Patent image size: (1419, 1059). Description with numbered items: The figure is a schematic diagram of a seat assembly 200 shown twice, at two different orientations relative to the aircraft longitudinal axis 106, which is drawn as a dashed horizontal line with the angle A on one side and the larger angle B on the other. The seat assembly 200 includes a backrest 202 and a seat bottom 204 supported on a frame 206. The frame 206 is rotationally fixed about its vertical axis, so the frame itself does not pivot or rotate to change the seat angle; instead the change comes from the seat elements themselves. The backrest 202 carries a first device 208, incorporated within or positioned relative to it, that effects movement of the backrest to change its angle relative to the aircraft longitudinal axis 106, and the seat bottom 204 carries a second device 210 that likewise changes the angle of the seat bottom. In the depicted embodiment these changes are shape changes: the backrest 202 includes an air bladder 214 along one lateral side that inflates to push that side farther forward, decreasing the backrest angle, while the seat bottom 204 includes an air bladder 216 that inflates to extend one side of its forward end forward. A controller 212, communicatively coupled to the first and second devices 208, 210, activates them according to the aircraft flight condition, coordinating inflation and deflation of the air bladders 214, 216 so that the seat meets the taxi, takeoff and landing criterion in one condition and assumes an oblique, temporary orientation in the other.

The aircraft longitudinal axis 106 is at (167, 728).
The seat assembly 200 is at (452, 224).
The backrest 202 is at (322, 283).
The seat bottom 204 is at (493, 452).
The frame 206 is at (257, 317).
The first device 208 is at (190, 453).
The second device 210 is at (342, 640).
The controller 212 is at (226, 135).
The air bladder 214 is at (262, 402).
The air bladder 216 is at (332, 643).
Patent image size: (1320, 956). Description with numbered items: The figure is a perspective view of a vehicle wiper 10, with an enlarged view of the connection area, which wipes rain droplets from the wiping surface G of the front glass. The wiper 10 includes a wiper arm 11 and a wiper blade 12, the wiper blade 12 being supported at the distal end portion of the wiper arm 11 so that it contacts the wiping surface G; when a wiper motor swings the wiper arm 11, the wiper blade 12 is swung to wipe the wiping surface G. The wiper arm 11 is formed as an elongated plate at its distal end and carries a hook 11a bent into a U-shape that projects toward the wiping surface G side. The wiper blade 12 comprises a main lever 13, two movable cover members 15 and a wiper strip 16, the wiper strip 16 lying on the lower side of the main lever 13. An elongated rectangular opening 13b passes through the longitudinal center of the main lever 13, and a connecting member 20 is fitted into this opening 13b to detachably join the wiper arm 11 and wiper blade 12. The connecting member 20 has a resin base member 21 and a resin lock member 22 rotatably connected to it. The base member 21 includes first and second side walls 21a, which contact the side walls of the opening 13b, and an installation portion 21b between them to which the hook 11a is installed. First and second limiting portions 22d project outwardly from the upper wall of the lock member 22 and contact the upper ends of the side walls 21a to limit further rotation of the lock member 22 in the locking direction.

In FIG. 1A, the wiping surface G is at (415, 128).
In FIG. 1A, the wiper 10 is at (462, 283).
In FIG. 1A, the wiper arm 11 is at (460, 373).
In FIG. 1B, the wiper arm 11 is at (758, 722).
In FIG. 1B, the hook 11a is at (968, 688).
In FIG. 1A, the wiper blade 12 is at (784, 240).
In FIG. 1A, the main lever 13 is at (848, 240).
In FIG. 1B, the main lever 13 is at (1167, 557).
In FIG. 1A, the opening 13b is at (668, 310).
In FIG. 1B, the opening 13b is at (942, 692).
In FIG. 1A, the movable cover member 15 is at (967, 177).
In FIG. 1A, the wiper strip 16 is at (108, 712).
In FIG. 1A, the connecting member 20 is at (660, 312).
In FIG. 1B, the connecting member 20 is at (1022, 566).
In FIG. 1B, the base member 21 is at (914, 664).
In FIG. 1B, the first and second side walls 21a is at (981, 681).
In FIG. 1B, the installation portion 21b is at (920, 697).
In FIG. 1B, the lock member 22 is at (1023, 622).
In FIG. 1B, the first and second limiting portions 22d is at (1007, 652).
=-=-=
Stated goal: Could you reproduce every line of the material above word for word, changing nothing?

Response below:
Patent image size: (1419, 1059). Description with numbered items: The figure is a schematic diagram of a seat assembly 200 shown twice, at two different orientations relative to the aircraft longitudinal axis 106, which is drawn as a dashed horizontal line with the angle A on one side and the larger angle B on the other. The seat assembly 200 includes a backrest 202 and a seat bottom 204 supported on a frame 206. The frame 206 is rotationally fixed about its vertical axis, so the frame itself does not pivot or rotate to change the seat angle; instead the change comes from the seat elements themselves. The backrest 202 carries a first device 208, incorporated within or positioned relative to it, that effects movement of the backrest to change its angle relative to the aircraft longitudinal axis 106, and the seat bottom 204 carries a second device 210 that likewise changes the angle of the seat bottom. In the depicted embodiment these changes are shape changes: the backrest 202 includes an air bladder 214 along one lateral side that inflates to push that side farther forward, decreasing the backrest angle, while the seat bottom 204 includes an air bladder 216 that inflates to extend one side of its forward end forward. A controller 212, communicatively coupled to the first and second devices 208, 210, activates them according to the aircraft flight condition, coordinating inflation and deflation of the air bladders 214, 216 so that the seat meets the taxi, takeoff and landing criterion in one condition and assumes an oblique, temporary orientation in the other.

The aircraft longitudinal axis 106 is at (167, 728).
The seat assembly 200 is at (452, 224).
The backrest 202 is at (322, 283).
The seat bottom 204 is at (493, 452).
The frame 206 is at (257, 317).
The first device 208 is at (190, 453).
The second device 210 is at (342, 640).
The controller 212 is at (226, 135).
The air bladder 214 is at (262, 402).
The air bladder 216 is at (332, 643).
Patent image size: (1320, 956). Description with numbered items: The figure is a perspective view of a vehicle wiper 10, with an enlarged view of the connection area, which wipes rain droplets from the wiping surface G of the front glass. The wiper 10 includes a wiper arm 11 and a wiper blade 12, the wiper blade 12 being supported at the distal end portion of the wiper arm 11 so that it contacts the wiping surface G; when a wiper motor swings the wiper arm 11, the wiper blade 12 is swung to wipe the wiping surface G. The wiper arm 11 is formed as an elongated plate at its distal end and carries a hook 11a bent into a U-shape that projects toward the wiping surface G side. The wiper blade 12 comprises a main lever 13, two movable cover members 15 and a wiper strip 16, the wiper strip 16 lying on the lower side of the main lever 13. An elongated rectangular opening 13b passes through the longitudinal center of the main lever 13, and a connecting member 20 is fitted into this opening 13b to detachably join the wiper arm 11 and wiper blade 12. The connecting member 20 has a resin base member 21 and a resin lock member 22 rotatably connected to it. The base member 21 includes first and second side walls 21a, which contact the side walls of the opening 13b, and an installation portion 21b between them to which the hook 11a is installed. First and second limiting portions 22d project outwardly from the upper wall of the lock member 22 and contact the upper ends of the side walls 21a to limit further rotation of the lock member 22 in the locking direction.

In FIG. 1A, the wiping surface G is at (415, 128).
In FIG. 1A, the wiper 10 is at (462, 283).
In FIG. 1A, the wiper arm 11 is at (460, 373).
In FIG. 1B, the wiper arm 11 is at (758, 722).
In FIG. 1B, the hook 11a is at (968, 688).
In FIG. 1A, the wiper blade 12 is at (784, 240).
In FIG. 1A, the main lever 13 is at (848, 240).
In FIG. 1B, the main lever 13 is at (1167, 557).
In FIG. 1A, the opening 13b is at (668, 310).
In FIG. 1B, the opening 13b is at (942, 692).
In FIG. 1A, the movable cover member 15 is at (967, 177).
In FIG. 1A, the wiper strip 16 is at (108, 712).
In FIG. 1A, the connecting member 20 is at (660, 312).
In FIG. 1B, the connecting member 20 is at (1022, 566).
In FIG. 1B, the base member 21 is at (914, 664).
In FIG. 1B, the first and second side walls 21a is at (981, 681).
In FIG. 1B, the installation portion 21b is at (920, 697).
In FIG. 1B, the lock member 22 is at (1023, 622).
In FIG. 1B, the first and second limiting portions 22d is at (1007, 652).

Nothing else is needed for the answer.